▶ Direction: Exact repetition is required: output every record in full.
— Start Items —
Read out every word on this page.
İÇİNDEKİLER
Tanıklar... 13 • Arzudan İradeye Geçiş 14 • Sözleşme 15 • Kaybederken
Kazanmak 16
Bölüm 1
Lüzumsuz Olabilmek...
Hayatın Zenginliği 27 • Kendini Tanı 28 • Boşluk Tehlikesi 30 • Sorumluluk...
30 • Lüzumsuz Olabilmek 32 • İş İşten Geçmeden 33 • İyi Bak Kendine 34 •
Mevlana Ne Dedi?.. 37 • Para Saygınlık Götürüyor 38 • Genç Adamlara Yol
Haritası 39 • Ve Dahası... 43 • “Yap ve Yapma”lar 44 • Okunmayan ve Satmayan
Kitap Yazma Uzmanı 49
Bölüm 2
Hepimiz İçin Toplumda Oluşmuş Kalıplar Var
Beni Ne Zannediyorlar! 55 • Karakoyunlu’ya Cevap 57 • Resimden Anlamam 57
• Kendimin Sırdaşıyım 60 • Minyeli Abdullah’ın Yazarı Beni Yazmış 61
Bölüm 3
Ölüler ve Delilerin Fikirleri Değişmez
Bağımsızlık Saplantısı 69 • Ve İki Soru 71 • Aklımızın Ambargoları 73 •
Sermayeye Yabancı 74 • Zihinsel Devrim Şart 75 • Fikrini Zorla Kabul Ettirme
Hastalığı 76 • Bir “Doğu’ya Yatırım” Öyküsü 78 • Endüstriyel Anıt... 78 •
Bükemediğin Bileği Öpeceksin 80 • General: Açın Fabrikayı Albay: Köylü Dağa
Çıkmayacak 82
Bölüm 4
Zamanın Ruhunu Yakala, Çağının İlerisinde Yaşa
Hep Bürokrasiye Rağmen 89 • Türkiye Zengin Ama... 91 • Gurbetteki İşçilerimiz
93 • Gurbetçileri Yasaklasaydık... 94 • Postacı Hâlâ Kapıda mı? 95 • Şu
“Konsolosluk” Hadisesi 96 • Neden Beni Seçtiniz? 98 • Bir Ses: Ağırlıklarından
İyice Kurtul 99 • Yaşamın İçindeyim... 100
— End Items —
▶ Exercise solution:
Read out every word on this page.
İÇİNDEKİLER
Tanıklar... 13 • Arzudan İradeye Geçiş 14 • Sözleşme 15 • Kaybederken
Kazanmak 16
Bölüm 1
Lüzumsuz Olabilmek...
Hayatın Zenginliği 27 • Kendini Tanı 28 • Boşluk Tehlikesi 30 • Sorumluluk...
30 • Lüzumsuz Olabilmek 32 • İş İşten Geçmeden 33 • İyi Bak Kendine 34 •
Mevlana Ne Dedi?.. 37 • Para Saygınlık Götürüyor 38 • Genç Adamlara Yol
Haritası 39 • Ve Dahası... 43 • “Yap ve Yapma”lar 44 • Okunmayan ve Satmayan
Kitap Yazma Uzmanı 49
Bölüm 2
Hepimiz İçin Toplumda Oluşmuş Kalıplar Var
Beni Ne Zannediyorlar! 55 • Karakoyunlu’ya Cevap 57 • Resimden Anlamam 57
• Kendimin Sırdaşıyım 60 • Minyeli Abdullah’ın Yazarı Beni Yazmış 61
Bölüm 3
Ölüler ve Delilerin Fikirleri Değişmez
Bağımsızlık Saplantısı 69 • Ve İki Soru 71 • Aklımızın Ambargoları 73 •
Sermayeye Yabancı 74 • Zihinsel Devrim Şart 75 • Fikrini Zorla Kabul Ettirme
Hastalığı 76 • Bir “Doğu’ya Yatırım” Öyküsü 78 • Endüstriyel Anıt... 78 •
Bükemediğin Bileği Öpeceksin 80 • General: Açın Fabrikayı Albay: Köylü Dağa
Çıkmayacak 82
Bölüm 4
Zamanın Ruhunu Yakala, Çağının İlerisinde Yaşa
Hep Bürokrasiye Rağmen 89 • Türkiye Zengin Ama... 91 • Gurbetteki İşçilerimiz
93 • Gurbetçileri Yasaklasaydık... 94 • Postacı Hâlâ Kapıda mı? 95 • Şu
“Konsolosluk” Hadisesi 96 • Neden Beni Seçtiniz? 98 • Bir Ses: Ağırlıklarından
İyice Kurtul 99 • Yaşamın İçindeyim... 100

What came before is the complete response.